> _Task requirements_: Identify and copy all lines of the material where the string "with" is found.

> _Available records_:
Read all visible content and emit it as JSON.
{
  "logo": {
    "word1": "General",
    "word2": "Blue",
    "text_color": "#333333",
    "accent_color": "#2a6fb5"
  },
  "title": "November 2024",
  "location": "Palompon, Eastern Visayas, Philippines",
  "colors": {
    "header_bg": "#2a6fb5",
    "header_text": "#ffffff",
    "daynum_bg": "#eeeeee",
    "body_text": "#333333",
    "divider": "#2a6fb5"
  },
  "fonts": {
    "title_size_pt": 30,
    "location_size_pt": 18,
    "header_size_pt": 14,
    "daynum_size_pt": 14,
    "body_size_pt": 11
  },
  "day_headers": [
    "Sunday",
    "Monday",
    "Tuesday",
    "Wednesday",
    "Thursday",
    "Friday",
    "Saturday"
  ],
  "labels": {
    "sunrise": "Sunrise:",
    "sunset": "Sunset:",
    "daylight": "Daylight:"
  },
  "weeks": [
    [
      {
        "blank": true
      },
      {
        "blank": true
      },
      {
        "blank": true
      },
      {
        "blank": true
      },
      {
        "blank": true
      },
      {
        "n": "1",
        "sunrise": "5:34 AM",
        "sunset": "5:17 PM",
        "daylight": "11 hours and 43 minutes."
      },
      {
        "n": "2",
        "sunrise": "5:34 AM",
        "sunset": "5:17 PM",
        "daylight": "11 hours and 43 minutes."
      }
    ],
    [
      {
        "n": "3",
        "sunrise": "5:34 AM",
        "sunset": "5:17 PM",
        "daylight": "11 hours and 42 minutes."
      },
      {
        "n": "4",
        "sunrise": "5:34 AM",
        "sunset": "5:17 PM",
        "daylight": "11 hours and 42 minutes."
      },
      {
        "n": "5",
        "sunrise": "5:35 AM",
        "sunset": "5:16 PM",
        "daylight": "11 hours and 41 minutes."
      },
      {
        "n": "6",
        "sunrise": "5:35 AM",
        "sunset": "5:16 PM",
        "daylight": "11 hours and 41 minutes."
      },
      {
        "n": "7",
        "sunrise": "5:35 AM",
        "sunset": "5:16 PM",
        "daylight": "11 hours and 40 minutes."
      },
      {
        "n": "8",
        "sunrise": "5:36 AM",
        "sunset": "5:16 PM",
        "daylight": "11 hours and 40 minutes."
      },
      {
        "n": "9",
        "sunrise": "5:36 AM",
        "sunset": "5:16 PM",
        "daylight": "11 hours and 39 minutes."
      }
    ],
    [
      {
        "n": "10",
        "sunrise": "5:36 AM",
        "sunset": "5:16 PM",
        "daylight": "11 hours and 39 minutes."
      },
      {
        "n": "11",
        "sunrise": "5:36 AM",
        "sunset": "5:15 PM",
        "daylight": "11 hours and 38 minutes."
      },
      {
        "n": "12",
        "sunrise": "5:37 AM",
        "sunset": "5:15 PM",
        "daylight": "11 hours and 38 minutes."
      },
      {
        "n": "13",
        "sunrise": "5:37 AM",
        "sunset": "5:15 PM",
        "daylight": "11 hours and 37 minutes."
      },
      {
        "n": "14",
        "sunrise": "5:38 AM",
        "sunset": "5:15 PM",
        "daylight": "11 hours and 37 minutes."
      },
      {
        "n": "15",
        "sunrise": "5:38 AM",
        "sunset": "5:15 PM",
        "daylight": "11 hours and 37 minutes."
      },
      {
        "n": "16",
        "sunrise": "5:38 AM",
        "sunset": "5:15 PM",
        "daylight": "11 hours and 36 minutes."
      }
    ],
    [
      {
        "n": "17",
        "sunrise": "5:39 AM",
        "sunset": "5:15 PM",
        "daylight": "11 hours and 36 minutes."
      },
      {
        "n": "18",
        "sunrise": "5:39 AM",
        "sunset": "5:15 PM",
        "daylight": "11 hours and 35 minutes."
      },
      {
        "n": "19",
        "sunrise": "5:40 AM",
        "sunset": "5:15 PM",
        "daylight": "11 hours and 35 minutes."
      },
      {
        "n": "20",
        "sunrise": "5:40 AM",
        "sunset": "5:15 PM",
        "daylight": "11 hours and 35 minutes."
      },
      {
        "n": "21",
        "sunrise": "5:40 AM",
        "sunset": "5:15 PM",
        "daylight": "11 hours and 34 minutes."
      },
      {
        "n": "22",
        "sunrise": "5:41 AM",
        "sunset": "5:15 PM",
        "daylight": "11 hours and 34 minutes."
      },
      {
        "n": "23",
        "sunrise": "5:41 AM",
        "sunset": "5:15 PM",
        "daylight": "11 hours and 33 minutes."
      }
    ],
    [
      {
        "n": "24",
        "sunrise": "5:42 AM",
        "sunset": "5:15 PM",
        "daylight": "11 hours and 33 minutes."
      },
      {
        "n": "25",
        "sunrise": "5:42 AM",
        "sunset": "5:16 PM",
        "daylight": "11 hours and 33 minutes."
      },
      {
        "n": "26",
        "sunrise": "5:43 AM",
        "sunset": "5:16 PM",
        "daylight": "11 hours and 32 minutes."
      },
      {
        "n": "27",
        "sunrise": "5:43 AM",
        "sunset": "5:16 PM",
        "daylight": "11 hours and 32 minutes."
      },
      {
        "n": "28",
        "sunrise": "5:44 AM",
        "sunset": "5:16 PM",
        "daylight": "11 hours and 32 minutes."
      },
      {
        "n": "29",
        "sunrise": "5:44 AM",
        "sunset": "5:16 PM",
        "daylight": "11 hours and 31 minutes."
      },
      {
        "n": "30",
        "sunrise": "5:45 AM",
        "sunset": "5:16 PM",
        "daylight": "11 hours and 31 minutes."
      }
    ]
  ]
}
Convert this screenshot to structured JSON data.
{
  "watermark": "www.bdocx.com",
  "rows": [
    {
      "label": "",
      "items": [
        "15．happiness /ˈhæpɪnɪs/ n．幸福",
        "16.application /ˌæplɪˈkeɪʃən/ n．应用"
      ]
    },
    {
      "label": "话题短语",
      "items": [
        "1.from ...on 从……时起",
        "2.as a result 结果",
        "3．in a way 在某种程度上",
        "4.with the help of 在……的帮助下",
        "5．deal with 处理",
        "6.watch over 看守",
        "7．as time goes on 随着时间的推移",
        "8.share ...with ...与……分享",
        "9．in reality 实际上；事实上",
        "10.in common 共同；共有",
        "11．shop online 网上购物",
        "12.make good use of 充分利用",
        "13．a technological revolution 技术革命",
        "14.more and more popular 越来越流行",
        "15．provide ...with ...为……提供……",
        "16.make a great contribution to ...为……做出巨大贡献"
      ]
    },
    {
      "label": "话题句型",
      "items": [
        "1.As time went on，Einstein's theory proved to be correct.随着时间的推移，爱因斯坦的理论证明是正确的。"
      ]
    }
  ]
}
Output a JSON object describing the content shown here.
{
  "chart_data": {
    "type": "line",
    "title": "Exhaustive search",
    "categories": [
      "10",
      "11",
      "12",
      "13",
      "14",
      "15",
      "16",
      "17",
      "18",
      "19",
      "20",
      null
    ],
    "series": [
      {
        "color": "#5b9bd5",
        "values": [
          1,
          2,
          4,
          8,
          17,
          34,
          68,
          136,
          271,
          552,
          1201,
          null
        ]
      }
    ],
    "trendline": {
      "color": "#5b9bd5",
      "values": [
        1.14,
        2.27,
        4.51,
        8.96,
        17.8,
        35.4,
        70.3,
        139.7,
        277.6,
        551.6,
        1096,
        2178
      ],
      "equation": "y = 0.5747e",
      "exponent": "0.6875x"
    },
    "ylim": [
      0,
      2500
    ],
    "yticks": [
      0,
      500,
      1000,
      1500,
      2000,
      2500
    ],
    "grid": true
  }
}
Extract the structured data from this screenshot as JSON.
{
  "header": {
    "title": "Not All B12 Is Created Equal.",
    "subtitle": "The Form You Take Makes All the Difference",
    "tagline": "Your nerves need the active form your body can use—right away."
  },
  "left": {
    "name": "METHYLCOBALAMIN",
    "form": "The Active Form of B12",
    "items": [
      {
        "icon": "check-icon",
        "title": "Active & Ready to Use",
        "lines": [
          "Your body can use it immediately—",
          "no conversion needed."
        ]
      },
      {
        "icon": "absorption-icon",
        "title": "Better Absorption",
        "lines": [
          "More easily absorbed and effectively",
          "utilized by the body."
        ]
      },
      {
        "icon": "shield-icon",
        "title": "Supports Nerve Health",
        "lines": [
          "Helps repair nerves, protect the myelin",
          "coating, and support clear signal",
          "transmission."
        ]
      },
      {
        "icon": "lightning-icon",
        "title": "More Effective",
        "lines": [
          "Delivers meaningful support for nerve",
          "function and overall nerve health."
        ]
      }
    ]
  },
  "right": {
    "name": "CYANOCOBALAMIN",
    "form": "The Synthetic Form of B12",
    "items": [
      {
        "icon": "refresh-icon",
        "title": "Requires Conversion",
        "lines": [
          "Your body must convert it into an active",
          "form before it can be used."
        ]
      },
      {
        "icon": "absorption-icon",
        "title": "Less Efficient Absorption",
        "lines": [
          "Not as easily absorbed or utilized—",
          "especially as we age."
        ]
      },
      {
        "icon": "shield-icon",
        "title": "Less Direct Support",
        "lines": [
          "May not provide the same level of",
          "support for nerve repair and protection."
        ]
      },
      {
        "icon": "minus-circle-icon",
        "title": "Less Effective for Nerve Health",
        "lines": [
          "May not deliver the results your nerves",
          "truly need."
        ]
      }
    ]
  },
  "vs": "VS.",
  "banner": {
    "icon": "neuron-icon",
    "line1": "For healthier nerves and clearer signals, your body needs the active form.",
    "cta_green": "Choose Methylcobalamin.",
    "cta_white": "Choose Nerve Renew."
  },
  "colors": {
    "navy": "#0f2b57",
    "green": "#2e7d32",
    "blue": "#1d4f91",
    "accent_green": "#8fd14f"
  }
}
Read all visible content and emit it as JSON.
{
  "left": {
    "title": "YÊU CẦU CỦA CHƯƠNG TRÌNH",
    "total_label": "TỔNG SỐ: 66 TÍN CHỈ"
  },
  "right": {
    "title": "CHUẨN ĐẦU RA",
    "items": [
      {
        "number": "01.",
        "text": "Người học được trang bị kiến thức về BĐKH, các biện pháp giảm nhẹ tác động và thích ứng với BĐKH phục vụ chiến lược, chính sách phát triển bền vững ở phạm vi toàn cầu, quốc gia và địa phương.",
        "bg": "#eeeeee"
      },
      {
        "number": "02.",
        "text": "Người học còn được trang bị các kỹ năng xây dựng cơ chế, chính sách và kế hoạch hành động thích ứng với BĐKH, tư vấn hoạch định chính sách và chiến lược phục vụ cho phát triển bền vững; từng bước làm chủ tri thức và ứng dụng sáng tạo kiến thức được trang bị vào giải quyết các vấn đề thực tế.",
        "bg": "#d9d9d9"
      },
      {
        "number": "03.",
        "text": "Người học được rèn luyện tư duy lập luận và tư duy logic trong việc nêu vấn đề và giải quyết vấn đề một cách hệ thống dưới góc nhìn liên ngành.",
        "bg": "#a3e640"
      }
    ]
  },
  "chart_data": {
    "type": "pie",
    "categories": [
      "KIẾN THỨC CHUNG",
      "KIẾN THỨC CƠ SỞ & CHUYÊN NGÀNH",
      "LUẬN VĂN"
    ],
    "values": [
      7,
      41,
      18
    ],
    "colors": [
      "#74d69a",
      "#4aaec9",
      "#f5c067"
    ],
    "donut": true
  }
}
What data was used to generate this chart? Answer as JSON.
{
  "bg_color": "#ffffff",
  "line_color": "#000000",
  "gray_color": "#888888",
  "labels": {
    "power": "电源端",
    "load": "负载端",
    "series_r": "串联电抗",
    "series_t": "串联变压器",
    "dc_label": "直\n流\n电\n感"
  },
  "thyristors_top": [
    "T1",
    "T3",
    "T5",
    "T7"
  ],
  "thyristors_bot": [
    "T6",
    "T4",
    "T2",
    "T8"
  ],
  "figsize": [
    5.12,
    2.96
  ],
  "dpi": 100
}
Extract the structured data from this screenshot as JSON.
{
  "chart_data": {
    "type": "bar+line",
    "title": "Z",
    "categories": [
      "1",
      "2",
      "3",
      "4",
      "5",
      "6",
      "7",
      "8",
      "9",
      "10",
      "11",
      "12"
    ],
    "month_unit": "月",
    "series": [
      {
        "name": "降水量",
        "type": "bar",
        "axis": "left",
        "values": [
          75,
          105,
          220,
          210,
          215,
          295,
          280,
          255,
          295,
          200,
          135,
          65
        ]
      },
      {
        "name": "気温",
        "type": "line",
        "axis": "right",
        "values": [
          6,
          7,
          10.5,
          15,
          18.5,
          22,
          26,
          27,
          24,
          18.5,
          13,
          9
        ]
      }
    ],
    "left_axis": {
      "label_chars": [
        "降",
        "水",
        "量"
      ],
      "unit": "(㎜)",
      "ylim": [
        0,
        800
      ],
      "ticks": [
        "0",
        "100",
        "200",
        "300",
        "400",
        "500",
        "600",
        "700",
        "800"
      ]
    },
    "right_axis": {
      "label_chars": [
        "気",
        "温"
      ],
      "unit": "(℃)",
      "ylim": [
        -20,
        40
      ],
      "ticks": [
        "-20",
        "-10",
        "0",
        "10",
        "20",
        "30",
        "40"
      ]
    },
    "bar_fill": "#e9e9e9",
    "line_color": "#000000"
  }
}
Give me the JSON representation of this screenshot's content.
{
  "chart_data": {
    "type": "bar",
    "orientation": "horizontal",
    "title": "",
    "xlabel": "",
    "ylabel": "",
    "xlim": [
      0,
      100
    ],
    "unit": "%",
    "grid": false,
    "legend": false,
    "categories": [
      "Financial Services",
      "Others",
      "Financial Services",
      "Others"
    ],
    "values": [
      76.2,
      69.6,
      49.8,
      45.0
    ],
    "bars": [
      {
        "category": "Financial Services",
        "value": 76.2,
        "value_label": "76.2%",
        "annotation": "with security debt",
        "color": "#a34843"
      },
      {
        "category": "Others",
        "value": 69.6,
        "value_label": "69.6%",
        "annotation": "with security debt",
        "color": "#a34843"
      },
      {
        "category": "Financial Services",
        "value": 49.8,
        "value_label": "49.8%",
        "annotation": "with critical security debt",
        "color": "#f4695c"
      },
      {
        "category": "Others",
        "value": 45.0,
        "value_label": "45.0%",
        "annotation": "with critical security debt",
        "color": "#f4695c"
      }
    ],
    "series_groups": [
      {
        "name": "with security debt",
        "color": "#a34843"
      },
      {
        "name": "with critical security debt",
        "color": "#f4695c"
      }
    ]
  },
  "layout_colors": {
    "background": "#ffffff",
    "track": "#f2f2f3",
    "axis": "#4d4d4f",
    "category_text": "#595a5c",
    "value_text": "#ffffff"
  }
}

> _Response_:
        "4.with the help of 在……的帮助下",
        "5．deal with 处理",
        "8.share ...with ...与……分享",
        "15．provide ...with ...为……提供……",
        "annotation": "with security debt",
        "annotation": "with security debt",
        "annotation": "with critical security debt",
        "annotation": "with critical security debt",
        "name": "with security debt",
        "name": "with critical security debt",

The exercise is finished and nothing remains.